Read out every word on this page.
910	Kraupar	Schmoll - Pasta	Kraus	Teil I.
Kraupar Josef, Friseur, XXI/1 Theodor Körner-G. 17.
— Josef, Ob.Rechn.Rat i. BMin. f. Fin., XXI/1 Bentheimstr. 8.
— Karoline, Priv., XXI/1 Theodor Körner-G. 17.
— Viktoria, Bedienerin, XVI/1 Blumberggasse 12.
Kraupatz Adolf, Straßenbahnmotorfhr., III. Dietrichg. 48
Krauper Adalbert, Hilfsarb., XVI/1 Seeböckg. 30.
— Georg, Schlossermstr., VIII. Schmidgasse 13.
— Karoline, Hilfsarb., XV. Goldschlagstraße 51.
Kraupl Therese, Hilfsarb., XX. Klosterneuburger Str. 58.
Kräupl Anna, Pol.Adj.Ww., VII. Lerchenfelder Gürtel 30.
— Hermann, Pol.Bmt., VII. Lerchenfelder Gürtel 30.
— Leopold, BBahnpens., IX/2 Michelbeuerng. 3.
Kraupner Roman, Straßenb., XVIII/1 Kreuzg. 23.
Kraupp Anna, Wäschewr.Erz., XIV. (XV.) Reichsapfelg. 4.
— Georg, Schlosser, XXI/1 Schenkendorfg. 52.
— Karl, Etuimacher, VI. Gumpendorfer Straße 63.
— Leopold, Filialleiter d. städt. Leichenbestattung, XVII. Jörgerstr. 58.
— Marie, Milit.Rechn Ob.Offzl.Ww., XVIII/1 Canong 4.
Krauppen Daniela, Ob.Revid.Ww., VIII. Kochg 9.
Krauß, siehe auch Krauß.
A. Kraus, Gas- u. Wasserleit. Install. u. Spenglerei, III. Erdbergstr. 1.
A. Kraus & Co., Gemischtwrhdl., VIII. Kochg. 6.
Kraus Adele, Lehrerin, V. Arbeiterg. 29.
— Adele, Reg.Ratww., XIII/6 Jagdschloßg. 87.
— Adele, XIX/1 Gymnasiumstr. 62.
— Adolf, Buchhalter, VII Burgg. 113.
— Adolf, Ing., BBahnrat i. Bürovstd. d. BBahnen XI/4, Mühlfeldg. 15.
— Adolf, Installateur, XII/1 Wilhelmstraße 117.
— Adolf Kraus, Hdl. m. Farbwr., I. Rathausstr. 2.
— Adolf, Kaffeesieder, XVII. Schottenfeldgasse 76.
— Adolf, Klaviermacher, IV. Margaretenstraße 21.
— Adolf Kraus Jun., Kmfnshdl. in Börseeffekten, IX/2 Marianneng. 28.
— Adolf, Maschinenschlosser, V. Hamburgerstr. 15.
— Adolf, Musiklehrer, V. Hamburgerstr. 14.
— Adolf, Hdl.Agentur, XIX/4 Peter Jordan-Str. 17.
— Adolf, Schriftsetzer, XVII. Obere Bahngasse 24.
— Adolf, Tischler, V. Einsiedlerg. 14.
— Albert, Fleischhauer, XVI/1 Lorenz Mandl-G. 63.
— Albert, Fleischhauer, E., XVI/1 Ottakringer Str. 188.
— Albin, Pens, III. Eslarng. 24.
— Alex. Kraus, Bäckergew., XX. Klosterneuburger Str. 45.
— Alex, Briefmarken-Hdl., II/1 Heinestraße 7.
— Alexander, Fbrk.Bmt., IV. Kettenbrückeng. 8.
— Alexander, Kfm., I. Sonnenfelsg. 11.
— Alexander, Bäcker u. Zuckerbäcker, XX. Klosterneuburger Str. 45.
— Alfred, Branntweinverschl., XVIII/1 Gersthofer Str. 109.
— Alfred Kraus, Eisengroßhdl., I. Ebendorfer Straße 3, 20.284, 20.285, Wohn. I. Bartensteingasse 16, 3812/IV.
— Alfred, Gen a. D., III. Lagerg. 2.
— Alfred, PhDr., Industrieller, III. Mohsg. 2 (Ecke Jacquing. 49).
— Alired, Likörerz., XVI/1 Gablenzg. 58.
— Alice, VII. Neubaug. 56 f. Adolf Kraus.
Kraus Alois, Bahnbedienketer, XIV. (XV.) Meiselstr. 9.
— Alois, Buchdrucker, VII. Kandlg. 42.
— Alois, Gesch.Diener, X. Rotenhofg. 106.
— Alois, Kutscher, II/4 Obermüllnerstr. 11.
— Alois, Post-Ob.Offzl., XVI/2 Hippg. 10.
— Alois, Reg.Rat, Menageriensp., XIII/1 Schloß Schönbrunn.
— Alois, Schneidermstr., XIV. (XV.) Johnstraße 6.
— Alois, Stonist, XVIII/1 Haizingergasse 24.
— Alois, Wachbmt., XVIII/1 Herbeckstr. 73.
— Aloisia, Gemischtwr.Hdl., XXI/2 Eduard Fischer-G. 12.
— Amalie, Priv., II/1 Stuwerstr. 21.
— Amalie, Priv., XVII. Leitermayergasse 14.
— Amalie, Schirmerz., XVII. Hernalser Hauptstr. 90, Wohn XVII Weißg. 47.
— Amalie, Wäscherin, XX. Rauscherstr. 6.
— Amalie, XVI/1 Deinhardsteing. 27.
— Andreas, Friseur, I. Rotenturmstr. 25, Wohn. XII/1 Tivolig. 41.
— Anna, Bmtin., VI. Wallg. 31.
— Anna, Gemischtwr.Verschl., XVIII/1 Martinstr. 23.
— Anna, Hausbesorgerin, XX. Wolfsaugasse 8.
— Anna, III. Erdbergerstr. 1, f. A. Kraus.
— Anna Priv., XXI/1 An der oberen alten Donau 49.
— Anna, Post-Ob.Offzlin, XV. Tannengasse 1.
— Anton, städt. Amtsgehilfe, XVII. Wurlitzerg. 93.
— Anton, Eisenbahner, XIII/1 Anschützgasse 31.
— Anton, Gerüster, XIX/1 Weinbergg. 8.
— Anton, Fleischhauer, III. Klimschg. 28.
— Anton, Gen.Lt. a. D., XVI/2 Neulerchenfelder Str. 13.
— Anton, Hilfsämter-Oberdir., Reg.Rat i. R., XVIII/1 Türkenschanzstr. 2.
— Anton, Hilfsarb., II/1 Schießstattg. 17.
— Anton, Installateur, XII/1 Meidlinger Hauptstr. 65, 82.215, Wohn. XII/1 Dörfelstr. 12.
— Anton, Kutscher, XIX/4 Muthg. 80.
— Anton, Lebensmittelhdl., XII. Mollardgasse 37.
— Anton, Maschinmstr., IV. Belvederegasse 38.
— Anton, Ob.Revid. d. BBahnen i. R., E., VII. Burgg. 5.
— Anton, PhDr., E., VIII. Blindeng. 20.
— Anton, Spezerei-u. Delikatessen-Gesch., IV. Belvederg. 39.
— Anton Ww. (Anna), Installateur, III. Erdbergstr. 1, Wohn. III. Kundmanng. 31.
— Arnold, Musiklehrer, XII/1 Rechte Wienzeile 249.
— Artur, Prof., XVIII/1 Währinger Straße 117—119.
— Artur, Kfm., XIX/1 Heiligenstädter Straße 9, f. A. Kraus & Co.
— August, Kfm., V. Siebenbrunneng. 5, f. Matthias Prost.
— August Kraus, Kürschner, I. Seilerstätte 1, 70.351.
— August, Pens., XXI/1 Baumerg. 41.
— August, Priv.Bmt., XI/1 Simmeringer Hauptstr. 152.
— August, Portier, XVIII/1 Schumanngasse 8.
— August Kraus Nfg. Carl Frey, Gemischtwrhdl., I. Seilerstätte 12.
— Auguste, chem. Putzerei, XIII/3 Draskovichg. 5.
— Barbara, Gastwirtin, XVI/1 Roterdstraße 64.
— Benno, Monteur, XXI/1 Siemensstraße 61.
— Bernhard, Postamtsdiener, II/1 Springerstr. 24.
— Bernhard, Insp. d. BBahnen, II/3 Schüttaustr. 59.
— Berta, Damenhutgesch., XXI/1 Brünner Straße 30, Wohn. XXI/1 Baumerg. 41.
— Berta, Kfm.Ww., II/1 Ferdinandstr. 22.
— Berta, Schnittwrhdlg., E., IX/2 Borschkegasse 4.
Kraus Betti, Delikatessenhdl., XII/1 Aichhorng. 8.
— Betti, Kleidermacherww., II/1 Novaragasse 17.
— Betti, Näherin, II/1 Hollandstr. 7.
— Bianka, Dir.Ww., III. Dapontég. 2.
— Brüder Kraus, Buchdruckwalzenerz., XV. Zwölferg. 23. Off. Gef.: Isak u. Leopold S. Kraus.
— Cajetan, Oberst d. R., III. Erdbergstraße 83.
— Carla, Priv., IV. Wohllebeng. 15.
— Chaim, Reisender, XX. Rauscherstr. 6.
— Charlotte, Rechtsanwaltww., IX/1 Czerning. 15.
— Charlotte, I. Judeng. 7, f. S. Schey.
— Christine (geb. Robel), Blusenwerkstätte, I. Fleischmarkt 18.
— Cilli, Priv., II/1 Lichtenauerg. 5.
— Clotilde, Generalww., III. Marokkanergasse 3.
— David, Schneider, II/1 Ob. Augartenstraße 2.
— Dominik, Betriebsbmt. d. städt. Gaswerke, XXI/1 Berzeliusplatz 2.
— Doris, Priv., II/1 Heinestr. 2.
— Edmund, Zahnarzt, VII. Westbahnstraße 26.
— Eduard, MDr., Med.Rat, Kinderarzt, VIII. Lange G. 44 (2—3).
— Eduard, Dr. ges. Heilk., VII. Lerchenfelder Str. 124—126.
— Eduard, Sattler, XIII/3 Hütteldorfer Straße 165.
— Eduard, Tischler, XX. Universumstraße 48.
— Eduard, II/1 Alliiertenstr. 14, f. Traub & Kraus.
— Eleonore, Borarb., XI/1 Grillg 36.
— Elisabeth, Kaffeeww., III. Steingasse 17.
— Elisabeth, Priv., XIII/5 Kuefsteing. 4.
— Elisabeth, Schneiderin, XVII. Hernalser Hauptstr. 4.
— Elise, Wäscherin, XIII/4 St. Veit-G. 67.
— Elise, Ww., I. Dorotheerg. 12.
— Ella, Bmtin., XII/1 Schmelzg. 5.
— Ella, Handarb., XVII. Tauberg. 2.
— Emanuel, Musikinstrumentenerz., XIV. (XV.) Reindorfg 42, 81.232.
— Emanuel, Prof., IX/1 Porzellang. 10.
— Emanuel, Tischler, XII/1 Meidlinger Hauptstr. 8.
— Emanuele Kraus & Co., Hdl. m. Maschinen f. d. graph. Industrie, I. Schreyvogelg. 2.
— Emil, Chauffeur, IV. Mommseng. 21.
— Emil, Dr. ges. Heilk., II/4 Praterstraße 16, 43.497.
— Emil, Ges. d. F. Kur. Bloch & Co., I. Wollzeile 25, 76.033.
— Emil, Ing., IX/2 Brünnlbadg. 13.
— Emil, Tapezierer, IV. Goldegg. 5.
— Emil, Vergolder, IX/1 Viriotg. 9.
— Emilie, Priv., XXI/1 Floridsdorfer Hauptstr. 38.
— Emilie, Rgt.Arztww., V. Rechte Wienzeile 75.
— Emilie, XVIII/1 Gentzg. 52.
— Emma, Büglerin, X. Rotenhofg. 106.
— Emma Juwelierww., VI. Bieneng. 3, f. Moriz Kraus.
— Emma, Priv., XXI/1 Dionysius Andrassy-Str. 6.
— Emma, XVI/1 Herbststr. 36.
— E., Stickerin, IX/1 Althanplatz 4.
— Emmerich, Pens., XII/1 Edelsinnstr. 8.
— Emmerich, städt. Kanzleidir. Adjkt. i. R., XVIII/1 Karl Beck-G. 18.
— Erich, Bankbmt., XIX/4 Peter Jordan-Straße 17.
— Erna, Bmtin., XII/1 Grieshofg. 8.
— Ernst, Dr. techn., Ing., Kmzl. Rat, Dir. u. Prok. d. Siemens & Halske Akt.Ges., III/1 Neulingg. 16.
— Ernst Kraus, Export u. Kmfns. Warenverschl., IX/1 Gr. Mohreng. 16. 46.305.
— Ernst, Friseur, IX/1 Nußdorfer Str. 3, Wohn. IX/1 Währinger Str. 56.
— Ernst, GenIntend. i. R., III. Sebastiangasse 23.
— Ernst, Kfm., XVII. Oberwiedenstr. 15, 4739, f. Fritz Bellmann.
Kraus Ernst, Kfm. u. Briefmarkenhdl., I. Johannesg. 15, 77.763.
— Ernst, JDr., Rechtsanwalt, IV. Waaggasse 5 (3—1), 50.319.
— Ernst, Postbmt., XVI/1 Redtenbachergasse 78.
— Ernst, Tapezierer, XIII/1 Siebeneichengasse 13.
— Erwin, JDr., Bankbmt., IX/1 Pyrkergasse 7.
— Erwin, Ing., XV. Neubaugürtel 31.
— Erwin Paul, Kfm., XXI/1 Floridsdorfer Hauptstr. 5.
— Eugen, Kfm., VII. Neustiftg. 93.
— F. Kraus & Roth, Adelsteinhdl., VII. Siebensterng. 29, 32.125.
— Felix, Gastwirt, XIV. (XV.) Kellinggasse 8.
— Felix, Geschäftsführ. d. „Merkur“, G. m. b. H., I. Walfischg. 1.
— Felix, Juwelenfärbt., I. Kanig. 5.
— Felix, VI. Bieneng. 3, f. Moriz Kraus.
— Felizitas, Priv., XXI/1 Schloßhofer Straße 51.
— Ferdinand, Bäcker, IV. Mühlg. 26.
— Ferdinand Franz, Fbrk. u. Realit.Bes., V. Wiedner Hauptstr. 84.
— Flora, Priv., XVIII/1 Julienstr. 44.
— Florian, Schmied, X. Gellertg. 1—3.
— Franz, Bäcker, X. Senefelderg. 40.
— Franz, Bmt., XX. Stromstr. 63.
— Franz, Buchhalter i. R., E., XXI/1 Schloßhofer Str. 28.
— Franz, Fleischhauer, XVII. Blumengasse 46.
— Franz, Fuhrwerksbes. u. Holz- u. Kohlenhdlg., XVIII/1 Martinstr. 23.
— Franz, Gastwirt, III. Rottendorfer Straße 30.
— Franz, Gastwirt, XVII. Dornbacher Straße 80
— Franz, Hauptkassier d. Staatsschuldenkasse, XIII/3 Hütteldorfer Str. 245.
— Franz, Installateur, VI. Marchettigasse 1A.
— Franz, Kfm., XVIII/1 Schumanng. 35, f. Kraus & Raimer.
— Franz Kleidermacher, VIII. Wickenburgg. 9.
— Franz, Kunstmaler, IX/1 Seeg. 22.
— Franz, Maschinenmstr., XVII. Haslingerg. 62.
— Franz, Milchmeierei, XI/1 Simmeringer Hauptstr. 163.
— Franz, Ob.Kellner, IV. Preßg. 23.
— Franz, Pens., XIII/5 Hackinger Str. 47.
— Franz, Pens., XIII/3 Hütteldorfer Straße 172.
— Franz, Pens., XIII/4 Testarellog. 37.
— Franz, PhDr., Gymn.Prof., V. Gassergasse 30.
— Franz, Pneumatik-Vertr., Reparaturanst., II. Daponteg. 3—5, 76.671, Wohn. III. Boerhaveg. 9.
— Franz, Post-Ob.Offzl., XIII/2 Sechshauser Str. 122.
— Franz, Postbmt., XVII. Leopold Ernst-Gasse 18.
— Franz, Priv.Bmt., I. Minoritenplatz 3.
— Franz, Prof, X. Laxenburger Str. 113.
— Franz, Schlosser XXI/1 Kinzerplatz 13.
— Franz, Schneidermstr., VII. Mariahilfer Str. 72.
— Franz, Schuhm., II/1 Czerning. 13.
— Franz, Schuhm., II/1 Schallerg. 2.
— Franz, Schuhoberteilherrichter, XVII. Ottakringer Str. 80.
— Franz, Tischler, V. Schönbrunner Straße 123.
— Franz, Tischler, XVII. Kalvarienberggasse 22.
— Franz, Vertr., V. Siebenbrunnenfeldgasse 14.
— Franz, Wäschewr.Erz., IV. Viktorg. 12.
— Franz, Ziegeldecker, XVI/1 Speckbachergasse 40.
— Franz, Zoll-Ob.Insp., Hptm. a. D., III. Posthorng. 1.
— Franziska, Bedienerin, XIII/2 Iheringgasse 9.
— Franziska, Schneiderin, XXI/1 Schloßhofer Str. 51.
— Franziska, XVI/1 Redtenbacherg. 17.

## AIM OF THE TASK
Return each line of the listing that holds the string "Hamburgerstr".

## FINAL ANSWER
— Adolf, Maschinenschlosser, V. Hamburgerstr. 15.
— Adolf, Musiklehrer, V. Hamburgerstr. 14.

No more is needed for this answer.